> What is needed
The entries below should be given again exactly, minus their pictures.
____ Provided records
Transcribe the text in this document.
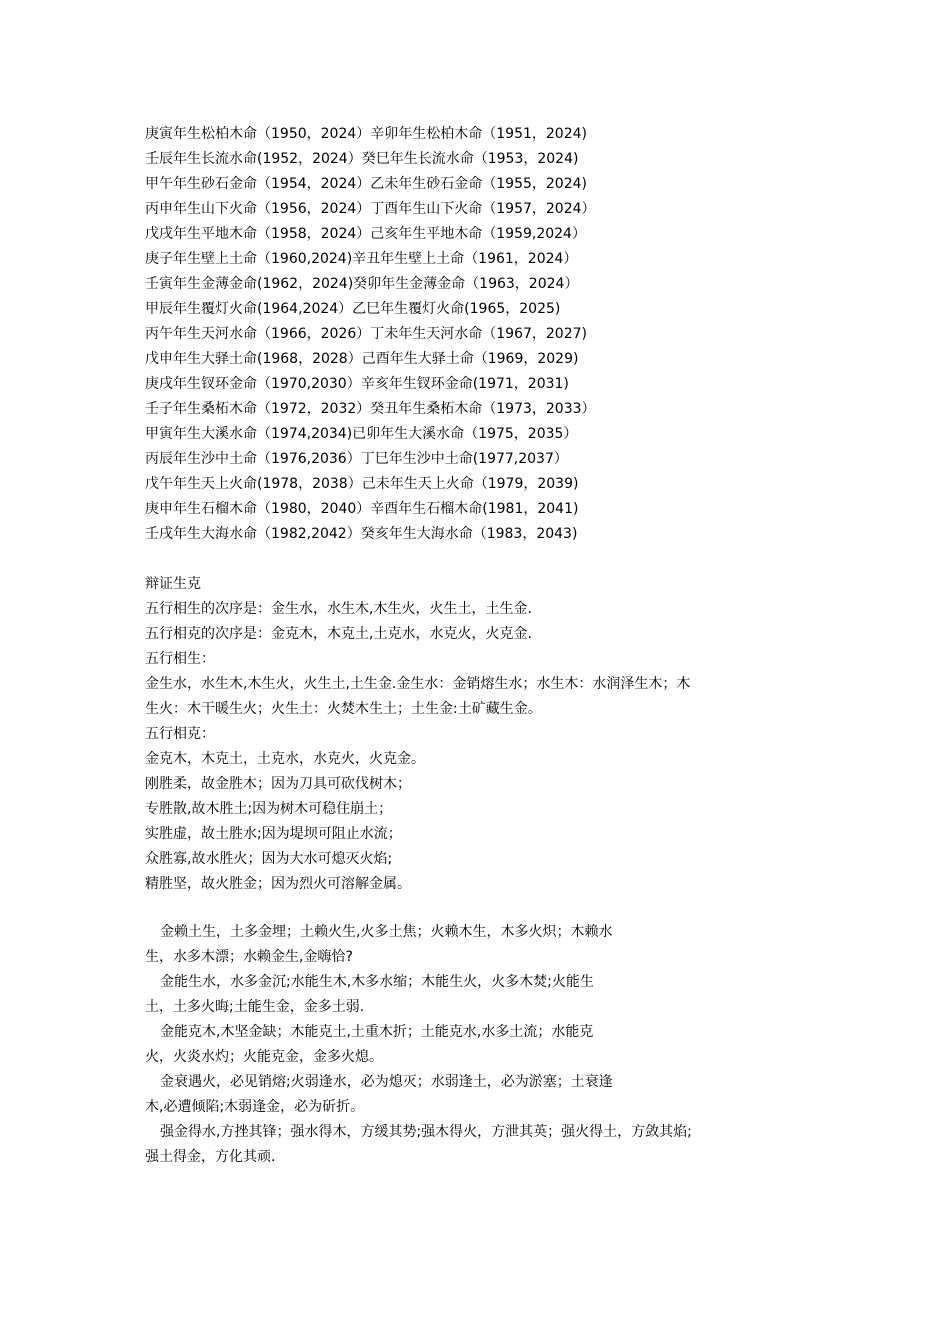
庚寅年生松柏木命（1950，2024）辛卯年生松柏木命（1951，2024)
壬辰年生长流水命(1952，2024）癸巳年生长流水命（1953，2024)
甲午年生砂石金命（1954，2024）乙未年生砂石金命（1955，2024)
丙申年生山下火命（1956，2024）丁酉年生山下火命（1957，2024）
戊戌年生平地木命（1958，2024）己亥年生平地木命（1959,2024）
庚子年生壁上土命（1960,2024)辛丑年生壁上土命（1961，2024）
壬寅年生金薄金命(1962，2024)癸卯年生金薄金命（1963，2024）
甲辰年生覆灯火命(1964,2024）乙巳年生覆灯火命(1965，2025)
丙午年生天河水命（1966，2026）丁未年生天河水命（1967，2027)
戊申年生大驿土命(1968，2028）己酉年生大驿土命（1969，2029)
庚戌年生钗环金命（1970,2030）辛亥年生钗环金命(1971，2031)
壬子年生桑柘木命（1972，2032）癸丑年生桑柘木命（1973，2033）
甲寅年生大溪水命（1974,2034)已卯年生大溪水命（1975，2035）
丙辰年生沙中土命（1976,2036）丁巳年生沙中土命(1977,2037）
戊午年生天上火命(1978，2038）己未年生天上火命（1979，2039)
庚申年生石榴木命（1980，2040）辛酉年生石榴木命(1981，2041)
壬戌年生大海水命（1982,2042）癸亥年生大海水命（1983，2043)
辩证生克
五行相生的次序是：金生水，水生木,木生火，火生土，土生金.
五行相克的次序是：金克木，木克土,土克水，水克火，火克金.
五行相生：
金生水，水生木,木生火，火生土,土生金.金生水：金销熔生水；水生木：水润泽生木；木
生火：木干暖生火；火生土：火焚木生土；土生金:土矿藏生金。
五行相克：
金克木，木克土，土克水，水克火，火克金。
刚胜柔，故金胜木；因为刀具可砍伐树木；
专胜散,故木胜土;因为树木可稳住崩土；
实胜虚，故土胜水;因为堤坝可阻止水流；
众胜寡,故水胜火；因为大水可熄灭火焰;
精胜坚，故火胜金；因为烈火可溶解金属。
金赖土生，土多金埋；土赖火生,火多土焦；火赖木生，木多火炽；木赖水
生，水多木漂；水赖金生,金嗨恰?
金能生水，水多金沉;水能生木,木多水缩；木能生火，火多木焚;火能生
土，土多火晦;土能生金，金多土弱.
金能克木,木坚金缺；木能克土,土重木折；土能克水,水多土流；水能克
火，火炎水灼；火能克金，金多火熄。
金衰遇火，必见销熔;火弱逢水，必为熄灭；水弱逢土，必为淤塞；土衰逢
木,必遭倾陷;木弱逢金，必为斫折。
强金得水,方挫其锋；强水得木，方缓其势;强木得火，方泄其英；强火得土，方敛其焰;
强土得金，方化其顽.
________
> Task output
Transcribe the text in this document.
庚寅年生松柏木命（1950，2024）辛卯年生松柏木命（1951，2024)
壬辰年生长流水命(1952，2024）癸巳年生长流水命（1953，2024)
甲午年生砂石金命（1954，2024）乙未年生砂石金命（1955，2024)
丙申年生山下火命（1956，2024）丁酉年生山下火命（1957，2024）
戊戌年生平地木命（1958，2024）己亥年生平地木命（1959,2024）
庚子年生壁上土命（1960,2024)辛丑年生壁上土命（1961，2024）
壬寅年生金薄金命(1962，2024)癸卯年生金薄金命（1963，2024）
甲辰年生覆灯火命(1964,2024）乙巳年生覆灯火命(1965，2025)
丙午年生天河水命（1966，2026）丁未年生天河水命（1967，2027)
戊申年生大驿土命(1968，2028）己酉年生大驿土命（1969，2029)
庚戌年生钗环金命（1970,2030）辛亥年生钗环金命(1971，2031)
壬子年生桑柘木命（1972，2032）癸丑年生桑柘木命（1973，2033）
甲寅年生大溪水命（1974,2034)已卯年生大溪水命（1975，2035）
丙辰年生沙中土命（1976,2036）丁巳年生沙中土命(1977,2037）
戊午年生天上火命(1978，2038）己未年生天上火命（1979，2039)
庚申年生石榴木命（1980，2040）辛酉年生石榴木命(1981，2041)
壬戌年生大海水命（1982,2042）癸亥年生大海水命（1983，2043)
辩证生克
五行相生的次序是：金生水，水生木,木生火，火生土，土生金.
五行相克的次序是：金克木，木克土,土克水，水克火，火克金.
五行相生：
金生水，水生木,木生火，火生土,土生金.金生水：金销熔生水；水生木：水润泽生木；木
生火：木干暖生火；火生土：火焚木生土；土生金:土矿藏生金。
五行相克：
金克木，木克土，土克水，水克火，火克金。
刚胜柔，故金胜木；因为刀具可砍伐树木；
专胜散,故木胜土;因为树木可稳住崩土；
实胜虚，故土胜水;因为堤坝可阻止水流；
众胜寡,故水胜火；因为大水可熄灭火焰;
精胜坚，故火胜金；因为烈火可溶解金属。
金赖土生，土多金埋；土赖火生,火多土焦；火赖木生，木多火炽；木赖水
生，水多木漂；水赖金生,金嗨恰?
金能生水，水多金沉;水能生木,木多水缩；木能生火，火多木焚;火能生
土，土多火晦;土能生金，金多土弱.
金能克木,木坚金缺；木能克土,土重木折；土能克水,水多土流；水能克
火，火炎水灼；火能克金，金多火熄。
金衰遇火，必见销熔;火弱逢水，必为熄灭；水弱逢土，必为淤塞；土衰逢
木,必遭倾陷;木弱逢金，必为斫折。
强金得水,方挫其锋；强水得木，方缓其势;强木得火，方泄其英；强火得土，方敛其焰;
强土得金，方化其顽.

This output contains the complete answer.